▸ **To be done**: Your answer should be a single number: the count of lines holding the word "this".

▸ **Dataset extract**:
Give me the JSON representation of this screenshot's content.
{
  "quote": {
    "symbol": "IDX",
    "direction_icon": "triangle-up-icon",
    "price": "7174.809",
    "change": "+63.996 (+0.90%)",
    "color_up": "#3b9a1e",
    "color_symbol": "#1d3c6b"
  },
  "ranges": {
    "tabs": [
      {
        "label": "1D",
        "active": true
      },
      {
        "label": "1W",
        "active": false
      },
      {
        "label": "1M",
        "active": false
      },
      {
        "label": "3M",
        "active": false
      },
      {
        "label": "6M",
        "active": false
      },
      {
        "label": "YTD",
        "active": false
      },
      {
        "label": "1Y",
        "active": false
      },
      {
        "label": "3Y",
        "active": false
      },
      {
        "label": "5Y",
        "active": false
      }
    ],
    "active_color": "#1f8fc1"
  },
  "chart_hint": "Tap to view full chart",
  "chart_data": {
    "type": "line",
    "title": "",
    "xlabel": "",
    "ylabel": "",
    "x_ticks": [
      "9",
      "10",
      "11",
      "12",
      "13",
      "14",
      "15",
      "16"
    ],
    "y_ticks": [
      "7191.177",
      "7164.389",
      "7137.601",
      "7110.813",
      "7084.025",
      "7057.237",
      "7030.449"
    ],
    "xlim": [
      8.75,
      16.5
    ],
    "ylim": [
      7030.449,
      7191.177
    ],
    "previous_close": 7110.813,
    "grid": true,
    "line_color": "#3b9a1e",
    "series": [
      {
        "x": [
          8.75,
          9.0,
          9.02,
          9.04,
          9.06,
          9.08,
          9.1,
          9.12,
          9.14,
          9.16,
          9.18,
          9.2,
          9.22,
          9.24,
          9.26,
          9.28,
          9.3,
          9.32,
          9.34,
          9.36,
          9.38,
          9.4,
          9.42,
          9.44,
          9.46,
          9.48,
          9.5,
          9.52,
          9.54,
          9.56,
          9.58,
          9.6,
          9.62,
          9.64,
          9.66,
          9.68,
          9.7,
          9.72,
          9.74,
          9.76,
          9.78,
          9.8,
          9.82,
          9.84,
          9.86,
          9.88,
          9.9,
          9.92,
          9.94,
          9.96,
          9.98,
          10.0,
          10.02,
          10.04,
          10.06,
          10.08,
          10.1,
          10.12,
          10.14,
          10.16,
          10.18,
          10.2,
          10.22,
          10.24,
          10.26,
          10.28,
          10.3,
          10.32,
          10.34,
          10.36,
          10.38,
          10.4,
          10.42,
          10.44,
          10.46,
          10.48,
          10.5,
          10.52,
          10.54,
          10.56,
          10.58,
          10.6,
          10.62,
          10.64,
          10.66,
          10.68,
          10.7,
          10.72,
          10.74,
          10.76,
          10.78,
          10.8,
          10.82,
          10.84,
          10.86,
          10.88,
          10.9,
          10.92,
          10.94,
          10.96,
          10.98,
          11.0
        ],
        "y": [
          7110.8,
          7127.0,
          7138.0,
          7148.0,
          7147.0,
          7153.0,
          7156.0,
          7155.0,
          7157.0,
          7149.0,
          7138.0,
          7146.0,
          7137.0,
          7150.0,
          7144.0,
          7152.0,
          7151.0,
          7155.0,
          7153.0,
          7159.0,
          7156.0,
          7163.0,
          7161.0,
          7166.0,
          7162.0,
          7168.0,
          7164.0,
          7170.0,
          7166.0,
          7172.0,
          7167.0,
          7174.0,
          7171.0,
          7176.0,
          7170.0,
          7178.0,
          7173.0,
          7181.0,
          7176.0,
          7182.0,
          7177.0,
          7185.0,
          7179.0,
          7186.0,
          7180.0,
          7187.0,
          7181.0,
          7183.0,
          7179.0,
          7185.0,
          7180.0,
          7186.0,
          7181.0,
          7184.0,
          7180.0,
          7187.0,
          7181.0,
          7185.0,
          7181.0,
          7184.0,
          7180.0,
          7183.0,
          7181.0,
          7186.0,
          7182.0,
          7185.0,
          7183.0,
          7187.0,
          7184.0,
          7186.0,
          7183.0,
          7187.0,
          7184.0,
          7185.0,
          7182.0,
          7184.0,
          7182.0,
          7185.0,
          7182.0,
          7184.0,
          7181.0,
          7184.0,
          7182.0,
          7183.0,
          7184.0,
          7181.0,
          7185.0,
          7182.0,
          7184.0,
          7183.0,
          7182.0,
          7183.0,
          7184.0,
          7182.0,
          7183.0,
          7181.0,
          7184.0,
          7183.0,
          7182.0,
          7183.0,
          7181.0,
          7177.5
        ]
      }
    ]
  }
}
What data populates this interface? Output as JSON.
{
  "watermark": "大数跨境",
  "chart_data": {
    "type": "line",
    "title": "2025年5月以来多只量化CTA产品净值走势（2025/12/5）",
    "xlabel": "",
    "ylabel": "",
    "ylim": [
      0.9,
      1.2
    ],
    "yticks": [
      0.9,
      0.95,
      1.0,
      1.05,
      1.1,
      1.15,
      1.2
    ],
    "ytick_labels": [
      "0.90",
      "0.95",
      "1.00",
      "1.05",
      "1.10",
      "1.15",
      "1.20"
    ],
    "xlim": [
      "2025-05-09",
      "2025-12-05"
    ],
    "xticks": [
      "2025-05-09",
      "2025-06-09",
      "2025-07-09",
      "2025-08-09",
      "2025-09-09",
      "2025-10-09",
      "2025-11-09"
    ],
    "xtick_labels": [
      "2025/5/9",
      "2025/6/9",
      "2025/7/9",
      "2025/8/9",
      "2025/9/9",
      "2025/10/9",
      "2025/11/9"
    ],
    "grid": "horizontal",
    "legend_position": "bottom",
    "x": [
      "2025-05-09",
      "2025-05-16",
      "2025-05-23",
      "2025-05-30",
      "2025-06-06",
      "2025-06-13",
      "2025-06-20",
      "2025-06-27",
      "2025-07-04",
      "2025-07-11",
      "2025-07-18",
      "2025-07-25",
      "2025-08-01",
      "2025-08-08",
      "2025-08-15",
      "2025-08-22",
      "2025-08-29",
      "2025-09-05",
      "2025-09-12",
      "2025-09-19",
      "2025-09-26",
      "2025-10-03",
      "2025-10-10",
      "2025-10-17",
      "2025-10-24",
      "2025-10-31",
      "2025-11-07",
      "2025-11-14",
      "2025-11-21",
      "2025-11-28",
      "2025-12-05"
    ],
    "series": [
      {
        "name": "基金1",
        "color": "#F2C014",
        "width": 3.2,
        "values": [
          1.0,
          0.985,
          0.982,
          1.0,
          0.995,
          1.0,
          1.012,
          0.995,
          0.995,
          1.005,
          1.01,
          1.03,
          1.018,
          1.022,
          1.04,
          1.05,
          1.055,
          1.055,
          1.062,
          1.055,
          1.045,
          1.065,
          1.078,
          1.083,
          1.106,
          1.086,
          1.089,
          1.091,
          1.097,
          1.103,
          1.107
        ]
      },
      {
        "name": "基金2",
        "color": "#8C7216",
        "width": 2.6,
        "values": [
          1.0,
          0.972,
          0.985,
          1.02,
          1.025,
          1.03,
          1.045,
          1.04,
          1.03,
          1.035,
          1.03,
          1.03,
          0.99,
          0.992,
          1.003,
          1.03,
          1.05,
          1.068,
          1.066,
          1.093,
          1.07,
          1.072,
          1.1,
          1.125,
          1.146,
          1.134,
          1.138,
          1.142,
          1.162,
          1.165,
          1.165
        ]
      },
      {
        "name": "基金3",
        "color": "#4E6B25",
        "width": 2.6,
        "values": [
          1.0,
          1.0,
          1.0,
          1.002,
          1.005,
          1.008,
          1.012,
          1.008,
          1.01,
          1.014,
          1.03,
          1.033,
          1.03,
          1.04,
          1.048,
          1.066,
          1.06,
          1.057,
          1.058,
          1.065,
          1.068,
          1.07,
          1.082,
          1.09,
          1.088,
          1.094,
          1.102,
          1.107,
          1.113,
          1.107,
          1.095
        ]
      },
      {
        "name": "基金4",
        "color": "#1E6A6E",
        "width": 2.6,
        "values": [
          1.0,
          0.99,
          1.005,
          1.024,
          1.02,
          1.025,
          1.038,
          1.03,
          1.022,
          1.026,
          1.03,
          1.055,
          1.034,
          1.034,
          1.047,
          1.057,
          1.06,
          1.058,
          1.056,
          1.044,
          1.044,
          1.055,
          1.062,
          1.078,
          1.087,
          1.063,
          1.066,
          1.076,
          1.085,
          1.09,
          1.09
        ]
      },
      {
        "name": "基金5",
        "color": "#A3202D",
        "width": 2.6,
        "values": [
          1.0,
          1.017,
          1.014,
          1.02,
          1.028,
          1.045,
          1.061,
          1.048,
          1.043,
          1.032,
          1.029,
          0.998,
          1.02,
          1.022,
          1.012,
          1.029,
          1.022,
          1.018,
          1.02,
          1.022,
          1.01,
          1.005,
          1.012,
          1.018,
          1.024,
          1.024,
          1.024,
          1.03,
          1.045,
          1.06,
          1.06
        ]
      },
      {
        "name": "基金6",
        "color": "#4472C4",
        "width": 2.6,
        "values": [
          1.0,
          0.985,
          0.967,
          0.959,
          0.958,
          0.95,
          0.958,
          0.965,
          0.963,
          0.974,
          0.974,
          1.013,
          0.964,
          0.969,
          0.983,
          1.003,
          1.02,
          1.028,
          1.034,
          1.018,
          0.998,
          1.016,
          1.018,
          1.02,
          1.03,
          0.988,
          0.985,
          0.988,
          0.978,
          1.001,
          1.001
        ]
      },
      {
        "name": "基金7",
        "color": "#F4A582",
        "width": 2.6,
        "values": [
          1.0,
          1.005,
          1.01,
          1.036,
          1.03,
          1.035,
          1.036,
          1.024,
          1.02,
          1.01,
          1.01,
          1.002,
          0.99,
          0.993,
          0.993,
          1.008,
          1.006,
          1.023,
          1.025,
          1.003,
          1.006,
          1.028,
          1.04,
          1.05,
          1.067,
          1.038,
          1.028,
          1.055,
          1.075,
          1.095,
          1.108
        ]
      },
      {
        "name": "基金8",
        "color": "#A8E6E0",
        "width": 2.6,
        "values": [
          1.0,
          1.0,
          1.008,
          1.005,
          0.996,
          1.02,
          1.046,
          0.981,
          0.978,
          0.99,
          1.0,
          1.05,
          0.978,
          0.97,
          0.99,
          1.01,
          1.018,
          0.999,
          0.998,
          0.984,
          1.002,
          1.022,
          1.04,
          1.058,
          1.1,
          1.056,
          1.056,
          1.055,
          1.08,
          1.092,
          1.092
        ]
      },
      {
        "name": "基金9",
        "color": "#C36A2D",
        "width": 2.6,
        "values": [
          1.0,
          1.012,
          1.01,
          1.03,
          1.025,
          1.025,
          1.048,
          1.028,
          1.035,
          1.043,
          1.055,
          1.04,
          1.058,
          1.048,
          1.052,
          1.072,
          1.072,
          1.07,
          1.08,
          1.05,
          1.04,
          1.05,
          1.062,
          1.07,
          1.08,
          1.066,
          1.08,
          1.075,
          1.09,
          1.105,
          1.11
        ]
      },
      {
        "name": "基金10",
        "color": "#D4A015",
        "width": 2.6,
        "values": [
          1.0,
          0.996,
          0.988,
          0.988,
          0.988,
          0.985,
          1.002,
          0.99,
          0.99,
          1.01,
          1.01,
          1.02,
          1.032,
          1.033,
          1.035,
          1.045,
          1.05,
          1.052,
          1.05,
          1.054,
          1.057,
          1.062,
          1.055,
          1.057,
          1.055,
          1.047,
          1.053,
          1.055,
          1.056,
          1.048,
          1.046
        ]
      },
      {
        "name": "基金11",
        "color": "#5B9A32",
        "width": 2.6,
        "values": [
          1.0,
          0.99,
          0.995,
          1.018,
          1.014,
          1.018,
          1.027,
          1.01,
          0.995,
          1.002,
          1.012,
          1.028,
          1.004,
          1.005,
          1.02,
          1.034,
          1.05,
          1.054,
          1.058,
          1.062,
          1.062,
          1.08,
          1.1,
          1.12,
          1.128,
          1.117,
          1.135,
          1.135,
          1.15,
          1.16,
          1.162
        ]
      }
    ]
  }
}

▸ **Finished exercise**: 2